**Stated goal**
Using the data below, copy every line that contains the word "Graphic".
-- BEGIN Records for the exercise --
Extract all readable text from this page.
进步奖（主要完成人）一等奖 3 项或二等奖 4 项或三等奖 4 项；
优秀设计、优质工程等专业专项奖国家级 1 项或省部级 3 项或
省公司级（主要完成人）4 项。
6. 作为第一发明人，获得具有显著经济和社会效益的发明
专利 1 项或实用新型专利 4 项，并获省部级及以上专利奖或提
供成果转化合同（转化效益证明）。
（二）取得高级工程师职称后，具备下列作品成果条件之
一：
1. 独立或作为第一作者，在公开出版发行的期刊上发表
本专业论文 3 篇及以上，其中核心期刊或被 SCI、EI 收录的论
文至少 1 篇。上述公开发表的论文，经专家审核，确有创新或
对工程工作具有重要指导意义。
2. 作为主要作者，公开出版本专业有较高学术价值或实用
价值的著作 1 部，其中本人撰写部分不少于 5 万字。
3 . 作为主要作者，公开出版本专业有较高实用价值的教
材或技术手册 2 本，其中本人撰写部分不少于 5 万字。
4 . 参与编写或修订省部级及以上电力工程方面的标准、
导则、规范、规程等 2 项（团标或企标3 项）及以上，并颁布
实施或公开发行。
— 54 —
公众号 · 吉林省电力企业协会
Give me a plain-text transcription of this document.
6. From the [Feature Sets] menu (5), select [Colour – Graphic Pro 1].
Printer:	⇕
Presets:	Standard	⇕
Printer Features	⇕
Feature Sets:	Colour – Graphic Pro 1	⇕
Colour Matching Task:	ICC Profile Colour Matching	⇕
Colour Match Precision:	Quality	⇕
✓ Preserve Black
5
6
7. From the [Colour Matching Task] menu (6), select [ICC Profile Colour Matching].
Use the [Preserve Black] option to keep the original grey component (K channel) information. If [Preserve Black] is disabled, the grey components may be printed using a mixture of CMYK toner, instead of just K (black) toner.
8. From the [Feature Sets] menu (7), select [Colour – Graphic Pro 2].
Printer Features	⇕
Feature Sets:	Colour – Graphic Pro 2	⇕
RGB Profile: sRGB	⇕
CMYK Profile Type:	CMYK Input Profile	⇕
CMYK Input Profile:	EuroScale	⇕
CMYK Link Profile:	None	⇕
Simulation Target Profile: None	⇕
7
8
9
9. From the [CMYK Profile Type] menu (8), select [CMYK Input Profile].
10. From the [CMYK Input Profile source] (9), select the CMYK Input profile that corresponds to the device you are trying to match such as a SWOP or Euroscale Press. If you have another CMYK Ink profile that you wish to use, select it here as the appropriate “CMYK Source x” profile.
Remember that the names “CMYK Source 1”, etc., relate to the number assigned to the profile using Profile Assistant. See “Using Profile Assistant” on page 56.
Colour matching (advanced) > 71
-- END Records for the exercise --
**Problem solution**
6. From the [Feature Sets] menu (5), select [Colour – Graphic Pro 1].
Feature Sets:	Colour – Graphic Pro 1	⇕
8. From the [Feature Sets] menu (7), select [Colour – Graphic Pro 2].
Feature Sets:	Colour – Graphic Pro 2	⇕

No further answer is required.